## START RAW DATA
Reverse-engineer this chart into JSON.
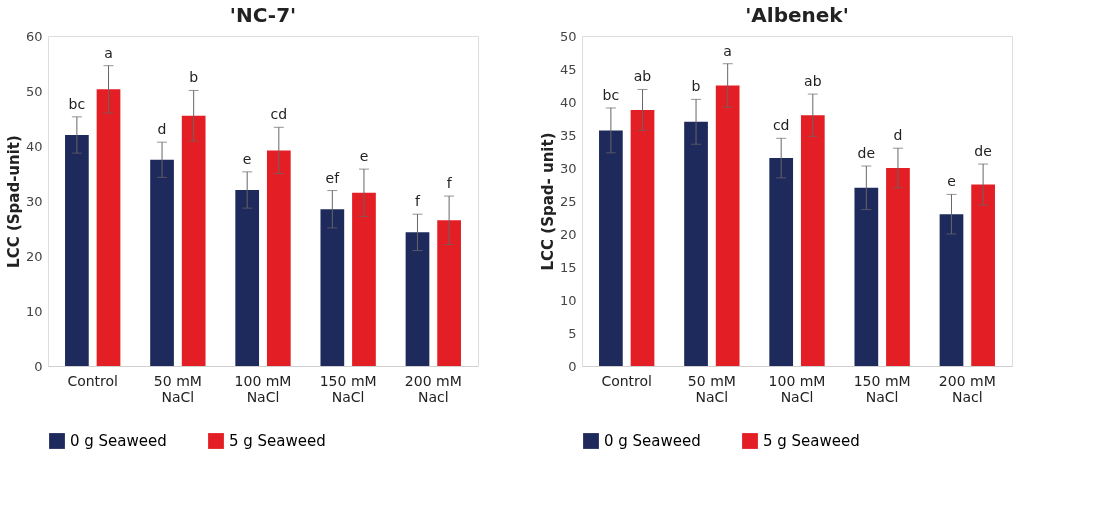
{
  "chart_data": [
    {
      "type": "bar",
      "title": "'NC-7'",
      "ylabel": "LCC (Spad-unit)",
      "categories": [
        "Control",
        "50 mM NaCl",
        "100 mM NaCl",
        "150 mM NaCl",
        "200 mM Nacl"
      ],
      "series": [
        {
          "name": "0 g Seaweed",
          "color": "#1f2a5c",
          "values": [
            42,
            37.5,
            32,
            28.5,
            24.3
          ],
          "errors": [
            3.3,
            3.2,
            3.3,
            3.4,
            3.3
          ]
        },
        {
          "name": "5 g Seaweed",
          "color": "#e31e24",
          "values": [
            50.3,
            45.5,
            39.2,
            31.5,
            26.5
          ],
          "errors": [
            4.3,
            4.6,
            4.2,
            4.3,
            4.4
          ]
        }
      ],
      "ylim": [
        0,
        60
      ],
      "yticks": [
        0,
        10,
        20,
        30,
        40,
        50,
        60
      ],
      "grid": false,
      "legend": "bottom",
      "annotations": [
        "bc",
        "a",
        "d",
        "b",
        "e",
        "cd",
        "ef",
        "e",
        "f",
        "f"
      ]
    },
    {
      "type": "bar",
      "title": "'Albenek'",
      "ylabel": "LCC (Spad- unit)",
      "categories": [
        "Control",
        "50 mM NaCl",
        "100 mM NaCl",
        "150 mM NaCl",
        "200 mM Nacl"
      ],
      "series": [
        {
          "name": "0 g Seaweed",
          "color": "#1f2a5c",
          "values": [
            35.7,
            37,
            31.5,
            27,
            23
          ],
          "errors": [
            3.4,
            3.4,
            3,
            3.3,
            3
          ]
        },
        {
          "name": "5 g Seaweed",
          "color": "#e31e24",
          "values": [
            38.8,
            42.5,
            38,
            30,
            27.5
          ],
          "errors": [
            3.1,
            3.3,
            3.2,
            3,
            3.1
          ]
        }
      ],
      "ylim": [
        0,
        50
      ],
      "yticks": [
        0,
        5,
        10,
        15,
        20,
        25,
        30,
        35,
        40,
        45,
        50
      ],
      "grid": false,
      "legend": "bottom",
      "annotations": [
        "bc",
        "ab",
        "b",
        "a",
        "cd",
        "ab",
        "de",
        "d",
        "e",
        "de"
      ]
    }
  ]
}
## END RAW DATA
EXERCISE DESCRIPTION:
Without the pictures, write out all of the material exactly.

RESPONSE TO THE EXERCISE:
Reverse-engineer this chart into JSON.
{
  "chart_data": [
    {
      "type": "bar",
      "title": "'NC-7'",
      "ylabel": "LCC (Spad-unit)",
      "categories": [
        "Control",
        "50 mM NaCl",
        "100 mM NaCl",
        "150 mM NaCl",
        "200 mM Nacl"
      ],
      "series": [
        {
          "name": "0 g Seaweed",
          "color": "#1f2a5c",
          "values": [
            42,
            37.5,
            32,
            28.5,
            24.3
          ],
          "errors": [
            3.3,
            3.2,
            3.3,
            3.4,
            3.3
          ]
        },
        {
          "name": "5 g Seaweed",
          "color": "#e31e24",
          "values": [
            50.3,
            45.5,
            39.2,
            31.5,
            26.5
          ],
          "errors": [
            4.3,
            4.6,
            4.2,
            4.3,
            4.4
          ]
        }
      ],
      "ylim": [
        0,
        60
      ],
      "yticks": [
        0,
        10,
        20,
        30,
        40,
        50,
        60
      ],
      "grid": false,
      "legend": "bottom",
      "annotations": [
        "bc",
        "a",
        "d",
        "b",
        "e",
        "cd",
        "ef",
        "e",
        "f",
        "f"
      ]
    },
    {
      "type": "bar",
      "title": "'Albenek'",
      "ylabel": "LCC (Spad- unit)",
      "categories": [
        "Control",
        "50 mM NaCl",
        "100 mM NaCl",
        "150 mM NaCl",
        "200 mM Nacl"
      ],
      "series": [
        {
          "name": "0 g Seaweed",
          "color": "#1f2a5c",
          "values": [
            35.7,
            37,
            31.5,
            27,
            23
          ],
          "errors": [
            3.4,
            3.4,
            3,
            3.3,
            3
          ]
        },
        {
          "name": "5 g Seaweed",
          "color": "#e31e24",
          "values": [
            38.8,
            42.5,
            38,
            30,
            27.5
          ],
          "errors": [
            3.1,
            3.3,
            3.2,
            3,
            3.1
          ]
        }
      ],
      "ylim": [
        0,
        50
      ],
      "yticks": [
        0,
        5,
        10,
        15,
        20,
        25,
        30,
        35,
        40,
        45,
        50
      ],
      "grid": false,
      "legend": "bottom",
      "annotations": [
        "bc",
        "ab",
        "b",
        "a",
        "cd",
        "ab",
        "de",
        "d",
        "e",
        "de"
      ]
    }
  ]
}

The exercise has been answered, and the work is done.